== Data rows

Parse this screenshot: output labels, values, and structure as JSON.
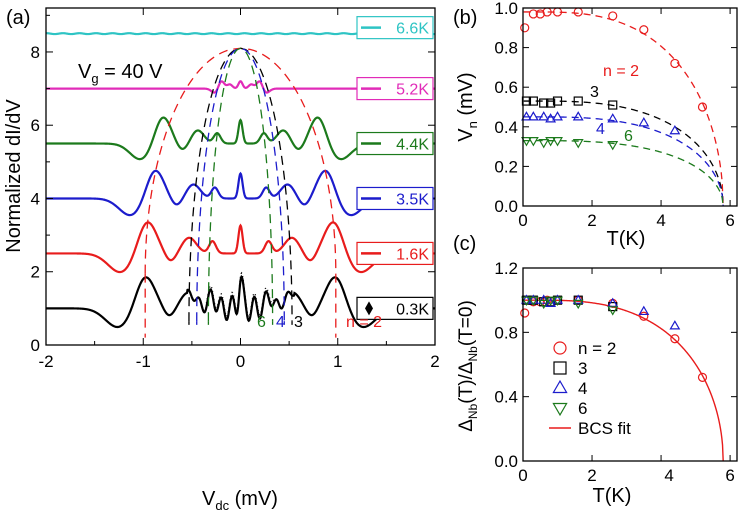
{
  "chart_data": [
    {
      "panel": "(a)",
      "type": "line",
      "xlabel_main": "V",
      "xlabel_sub": "dc",
      "xlabel_unit": " (mV)",
      "ylabel": "Normalized dI/dV",
      "annotation_main": "V",
      "annotation_sub": "g",
      "annotation_value": " = 40 V",
      "xlim": [
        -2,
        2
      ],
      "ylim": [
        0,
        9.2
      ],
      "xticks": [
        "-2",
        "-1",
        "0",
        "1",
        "2"
      ],
      "yticks": [
        "0",
        "2",
        "4",
        "6",
        "8"
      ],
      "series": [
        {
          "name": "6.6K",
          "color": "#2ec4c4",
          "baseline": 8.5,
          "gap": 0.0,
          "amp": 0.0
        },
        {
          "name": "5.2K",
          "color": "#e12bb8",
          "baseline": 7.0,
          "gap": 0.2,
          "amp": 0.25
        },
        {
          "name": "4.4K",
          "color": "#1c7a1c",
          "baseline": 5.5,
          "gap": 0.8,
          "amp": 0.8
        },
        {
          "name": "3.5K",
          "color": "#1c1ccc",
          "baseline": 4.0,
          "gap": 0.88,
          "amp": 0.85
        },
        {
          "name": "1.6K",
          "color": "#e81c1c",
          "baseline": 2.5,
          "gap": 0.96,
          "amp": 0.95
        },
        {
          "name": "0.3K",
          "color": "#000000",
          "baseline": 1.0,
          "gap": 0.98,
          "amp": 0.95
        }
      ],
      "guide_labels": {
        "n2": "n = 2",
        "n3": "3",
        "n4": "4",
        "n6": "6"
      },
      "guides": [
        {
          "n": "2",
          "color": "#e81c1c",
          "x_base": 0.98,
          "y_base": 1.95
        },
        {
          "n": "3",
          "color": "#000000",
          "x_base": 0.53,
          "y_base": 0.65
        },
        {
          "n": "4",
          "color": "#1c1ccc",
          "x_base": 0.45,
          "y_base": 0.65
        },
        {
          "n": "6",
          "color": "#1c7a1c",
          "x_base": 0.33,
          "y_base": 0.65
        }
      ],
      "guide_top_y": 8.1
    },
    {
      "panel": "(b)",
      "type": "scatter",
      "xlabel": "T(K)",
      "ylabel_main": "V",
      "ylabel_sub": "n",
      "ylabel_unit": " (mV)",
      "xlim": [
        0,
        6.2
      ],
      "ylim": [
        0,
        1.0
      ],
      "xticks": [
        "0",
        "2",
        "4",
        "6"
      ],
      "yticks": [
        "0.0",
        "0.2",
        "0.4",
        "0.6",
        "0.8",
        "1.0"
      ],
      "tc": 5.8,
      "series": [
        {
          "name": "n = 2",
          "marker": "circle",
          "color": "#e81c1c",
          "delta0": 0.98,
          "T": [
            0.05,
            0.3,
            0.5,
            0.7,
            1.0,
            1.6,
            2.6,
            3.5,
            4.4,
            5.2
          ],
          "V": [
            0.9,
            0.97,
            0.97,
            0.98,
            0.98,
            0.98,
            0.96,
            0.89,
            0.72,
            0.5
          ]
        },
        {
          "name": "3",
          "marker": "square",
          "color": "#000000",
          "delta0": 0.53,
          "T": [
            0.1,
            0.3,
            0.6,
            0.8,
            1.0,
            1.6,
            2.6
          ],
          "V": [
            0.53,
            0.53,
            0.52,
            0.52,
            0.53,
            0.53,
            0.51
          ]
        },
        {
          "name": "4",
          "marker": "triangle-up",
          "color": "#1c1ccc",
          "delta0": 0.45,
          "T": [
            0.1,
            0.3,
            0.6,
            0.8,
            1.0,
            1.6,
            2.6,
            3.5,
            4.4
          ],
          "V": [
            0.45,
            0.45,
            0.45,
            0.44,
            0.45,
            0.45,
            0.44,
            0.42,
            0.38
          ]
        },
        {
          "name": "6",
          "marker": "triangle-down",
          "color": "#1c7a1c",
          "delta0": 0.33,
          "T": [
            0.1,
            0.3,
            0.6,
            0.8,
            1.0,
            1.6,
            2.6
          ],
          "V": [
            0.33,
            0.33,
            0.32,
            0.33,
            0.33,
            0.32,
            0.31
          ]
        }
      ]
    },
    {
      "panel": "(c)",
      "type": "scatter",
      "xlabel": "T(K)",
      "ylabel": "ΔNb(T)/ΔNb(T=0)",
      "ylabel_parts": [
        "Δ",
        "Nb",
        "(T)/Δ",
        "Nb",
        "(T=0)"
      ],
      "xlim": [
        0,
        6.2
      ],
      "ylim": [
        0,
        1.2
      ],
      "xticks": [
        "0",
        "2",
        "4",
        "6"
      ],
      "yticks": [
        "0.0",
        "0.4",
        "0.8",
        "1.2"
      ],
      "tc": 5.8,
      "fit_label": "BCS fit",
      "fit_color": "#e81c1c",
      "series": [
        {
          "name": "n = 2",
          "marker": "circle",
          "color": "#e81c1c",
          "T": [
            0.05,
            0.3,
            0.5,
            0.7,
            1.0,
            1.6,
            2.6,
            3.5,
            4.4,
            5.2
          ],
          "R": [
            0.92,
            0.99,
            0.99,
            1.0,
            1.0,
            1.0,
            0.98,
            0.9,
            0.76,
            0.52
          ]
        },
        {
          "name": "3",
          "marker": "square",
          "color": "#000000",
          "T": [
            0.1,
            0.3,
            0.6,
            0.8,
            1.0,
            1.6,
            2.6
          ],
          "R": [
            1.0,
            1.0,
            0.99,
            0.99,
            1.0,
            1.0,
            0.96
          ]
        },
        {
          "name": "4",
          "marker": "triangle-up",
          "color": "#1c1ccc",
          "T": [
            0.1,
            0.3,
            0.6,
            0.8,
            1.0,
            1.6,
            2.6,
            3.5,
            4.4
          ],
          "R": [
            1.0,
            1.0,
            1.0,
            0.98,
            1.0,
            1.0,
            0.98,
            0.93,
            0.84
          ]
        },
        {
          "name": "6",
          "marker": "triangle-down",
          "color": "#1c7a1c",
          "T": [
            0.1,
            0.3,
            0.6,
            0.8,
            1.0,
            1.6,
            2.6
          ],
          "R": [
            1.0,
            1.0,
            0.98,
            1.0,
            1.0,
            0.98,
            0.94
          ]
        }
      ]
    }
  ]
}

====

Copy each line in full and exactly, omitting any picture.

● Result of the exercise
Parse this screenshot: output labels, values, and structure as JSON.
{
  "chart_data": [
    {
      "panel": "(a)",
      "type": "line",
      "xlabel_main": "V",
      "xlabel_sub": "dc",
      "xlabel_unit": " (mV)",
      "ylabel": "Normalized dI/dV",
      "annotation_main": "V",
      "annotation_sub": "g",
      "annotation_value": " = 40 V",
      "xlim": [
        -2,
        2
      ],
      "ylim": [
        0,
        9.2
      ],
      "xticks": [
        "-2",
        "-1",
        "0",
        "1",
        "2"
      ],
      "yticks": [
        "0",
        "2",
        "4",
        "6",
        "8"
      ],
      "series": [
        {
          "name": "6.6K",
          "color": "#2ec4c4",
          "baseline": 8.5,
          "gap": 0.0,
          "amp": 0.0
        },
        {
          "name": "5.2K",
          "color": "#e12bb8",
          "baseline": 7.0,
          "gap": 0.2,
          "amp": 0.25
        },
        {
          "name": "4.4K",
          "color": "#1c7a1c",
          "baseline": 5.5,
          "gap": 0.8,
          "amp": 0.8
        },
        {
          "name": "3.5K",
          "color": "#1c1ccc",
          "baseline": 4.0,
          "gap": 0.88,
          "amp": 0.85
        },
        {
          "name": "1.6K",
          "color": "#e81c1c",
          "baseline": 2.5,
          "gap": 0.96,
          "amp": 0.95
        },
        {
          "name": "0.3K",
          "color": "#000000",
          "baseline": 1.0,
          "gap": 0.98,
          "amp": 0.95
        }
      ],
      "guide_labels": {
        "n2": "n = 2",
        "n3": "3",
        "n4": "4",
        "n6": "6"
      },
      "guides": [
        {
          "n": "2",
          "color": "#e81c1c",
          "x_base": 0.98,
          "y_base": 1.95
        },
        {
          "n": "3",
          "color": "#000000",
          "x_base": 0.53,
          "y_base": 0.65
        },
        {
          "n": "4",
          "color": "#1c1ccc",
          "x_base": 0.45,
          "y_base": 0.65
        },
        {
          "n": "6",
          "color": "#1c7a1c",
          "x_base": 0.33,
          "y_base": 0.65
        }
      ],
      "guide_top_y": 8.1
    },
    {
      "panel": "(b)",
      "type": "scatter",
      "xlabel": "T(K)",
      "ylabel_main": "V",
      "ylabel_sub": "n",
      "ylabel_unit": " (mV)",
      "xlim": [
        0,
        6.2
      ],
      "ylim": [
        0,
        1.0
      ],
      "xticks": [
        "0",
        "2",
        "4",
        "6"
      ],
      "yticks": [
        "0.0",
        "0.2",
        "0.4",
        "0.6",
        "0.8",
        "1.0"
      ],
      "tc": 5.8,
      "series": [
        {
          "name": "n = 2",
          "marker": "circle",
          "color": "#e81c1c",
          "delta0": 0.98,
          "T": [
            0.05,
            0.3,
            0.5,
            0.7,
            1.0,
            1.6,
            2.6,
            3.5,
            4.4,
            5.2
          ],
          "V": [
            0.9,
            0.97,
            0.97,
            0.98,
            0.98,
            0.98,
            0.96,
            0.89,
            0.72,
            0.5
          ]
        },
        {
          "name": "3",
          "marker": "square",
          "color": "#000000",
          "delta0": 0.53,
          "T": [
            0.1,
            0.3,
            0.6,
            0.8,
            1.0,
            1.6,
            2.6
          ],
          "V": [
            0.53,
            0.53,
            0.52,
            0.52,
            0.53,
            0.53,
            0.51
          ]
        },
        {
          "name": "4",
          "marker": "triangle-up",
          "color": "#1c1ccc",
          "delta0": 0.45,
          "T": [
            0.1,
            0.3,
            0.6,
            0.8,
            1.0,
            1.6,
            2.6,
            3.5,
            4.4
          ],
          "V": [
            0.45,
            0.45,
            0.45,
            0.44,
            0.45,
            0.45,
            0.44,
            0.42,
            0.38
          ]
        },
        {
          "name": "6",
          "marker": "triangle-down",
          "color": "#1c7a1c",
          "delta0": 0.33,
          "T": [
            0.1,
            0.3,
            0.6,
            0.8,
            1.0,
            1.6,
            2.6
          ],
          "V": [
            0.33,
            0.33,
            0.32,
            0.33,
            0.33,
            0.32,
            0.31
          ]
        }
      ]
    },
    {
      "panel": "(c)",
      "type": "scatter",
      "xlabel": "T(K)",
      "ylabel": "ΔNb(T)/ΔNb(T=0)",
      "ylabel_parts": [
        "Δ",
        "Nb",
        "(T)/Δ",
        "Nb",
        "(T=0)"
      ],
      "xlim": [
        0,
        6.2
      ],
      "ylim": [
        0,
        1.2
      ],
      "xticks": [
        "0",
        "2",
        "4",
        "6"
      ],
      "yticks": [
        "0.0",
        "0.4",
        "0.8",
        "1.2"
      ],
      "tc": 5.8,
      "fit_label": "BCS fit",
      "fit_color": "#e81c1c",
      "series": [
        {
          "name": "n = 2",
          "marker": "circle",
          "color": "#e81c1c",
          "T": [
            0.05,
            0.3,
            0.5,
            0.7,
            1.0,
            1.6,
            2.6,
            3.5,
            4.4,
            5.2
          ],
          "R": [
            0.92,
            0.99,
            0.99,
            1.0,
            1.0,
            1.0,
            0.98,
            0.9,
            0.76,
            0.52
          ]
        },
        {
          "name": "3",
          "marker": "square",
          "color": "#000000",
          "T": [
            0.1,
            0.3,
            0.6,
            0.8,
            1.0,
            1.6,
            2.6
          ],
          "R": [
            1.0,
            1.0,
            0.99,
            0.99,
            1.0,
            1.0,
            0.96
          ]
        },
        {
          "name": "4",
          "marker": "triangle-up",
          "color": "#1c1ccc",
          "T": [
            0.1,
            0.3,
            0.6,
            0.8,
            1.0,
            1.6,
            2.6,
            3.5,
            4.4
          ],
          "R": [
            1.0,
            1.0,
            1.0,
            0.98,
            1.0,
            1.0,
            0.98,
            0.93,
            0.84
          ]
        },
        {
          "name": "6",
          "marker": "triangle-down",
          "color": "#1c7a1c",
          "T": [
            0.1,
            0.3,
            0.6,
            0.8,
            1.0,
            1.6,
            2.6
          ],
          "R": [
            1.0,
            1.0,
            0.98,
            1.0,
            1.0,
            0.98,
            0.94
          ]
        }
      ]
    }
  ]
}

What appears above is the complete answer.